Stored dataset items
◇ ◇ ◇
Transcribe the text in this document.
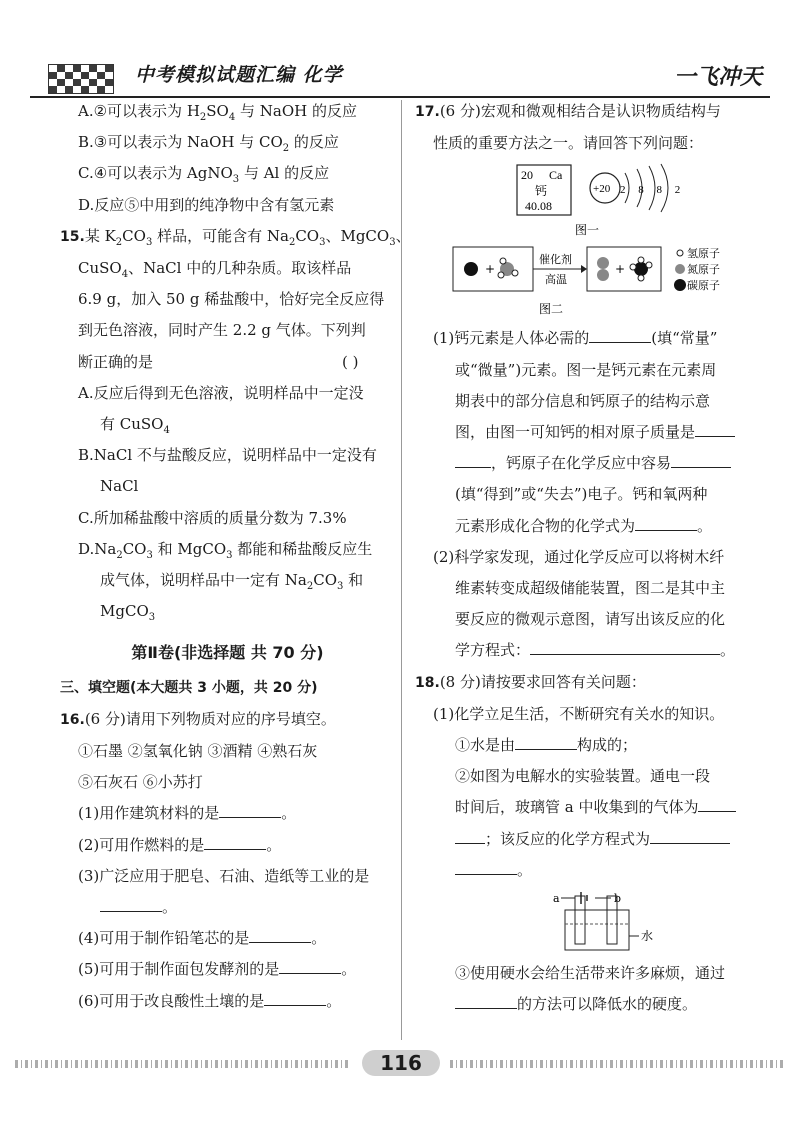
中考模拟试题汇编 化学	一飞冲天
A.②可以表示为 $H_2SO_4$ 与 NaOH 的反应
B.③可以表示为 NaOH 与 $CO_2$ 的反应
C.④可以表示为 AgNO$_3$ 与 Al 的反应
D.反应⑤中用到的纯净物中含有氢元素
15.某 $K_2CO_3$ 样品，可能含有 $Na_2CO_3$、MgCO$_3$、
CuSO$_4$、NaCl 中的几种杂质。取该样品
6.9 g，加入 50 g 稀盐酸中，恰好完全反应得
到无色溶液，同时产生 2.2 g 气体。下列判
断正确的是	( )
A.反应后得到无色溶液，说明样品中一定没
有 CuSO$_4$
B.NaCl 不与盐酸反应，说明样品中一定没有
NaCl
C.所加稀盐酸中溶质的质量分数为 7.3%
$D.Na_2CO_3$ 和 MgCO$_3$ 都能和稀盐酸反应生
成气体，说明样品中一定有 $Na_2CO_3$ 和
MgCO$_3$
第Ⅱ卷(非选择题 共 70 分)
三、填空题(本大题共 3 小题，共 20 分)
16.(6 分)请用下列物质对应的序号填空。
①石墨 ②氢氧化钠 ③酒精 ④熟石灰
⑤石灰石 ⑥小苏打
(1)用作建筑材料的是	。
(2)可用作燃料的是	。
(3)广泛应用于肥皂、石油、造纸等工业的是
。
(4)可用于制作铅笔芯的是	。
(5)可用于制作面包发酵剂的是	。
(6)可用于改良酸性土壤的是	。
17.(6 分)宏观和微观相结合是认识物质结构与
性质的重要方法之一。请回答下列问题：
20 Ca
钙
40.08
+20 2 8 8 2
图一
+
催化剂
高温
+
氢原子
氮原子
碳原子
图二
(1)钙元素是人体必需的	(填“常量”
或“微量”)元素。图一是钙元素在元素周
期表中的部分信息和钙原子的结构示意
图，由图一可知钙的相对原子质量是
，钙原子在化学反应中容易
(填“得到”或“失去”)电子。钙和氧两种
元素形成化合物的化学式为	。
(2)科学家发现，通过化学反应可以将树木纤
维素转变成超级储能装置，图二是其中主
要反应的微观示意图，请写出该反应的化
学方程式：	。
18.(8 分)请按要求回答有关问题：
(1)化学立足生活，不断研究有关水的知识。
①水是由	构成的；
②如图为电解水的实验装置。通电一段
时间后，玻璃管 a 中收集到的气体为
；该反应的化学方程式为
。
a	b
水
③使用硬水会给生活带来许多麻烦，通过
的方法可以降低水的硬度。
116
◇ ◇ ◇
### TASK DETAILS
Pick out each line in the material containing "NaCl".

### RESPONSE TO THIS TASK
CuSO$_4$、NaCl 中的几种杂质。取该样品
B.NaCl 不与盐酸反应，说明样品中一定没有
NaCl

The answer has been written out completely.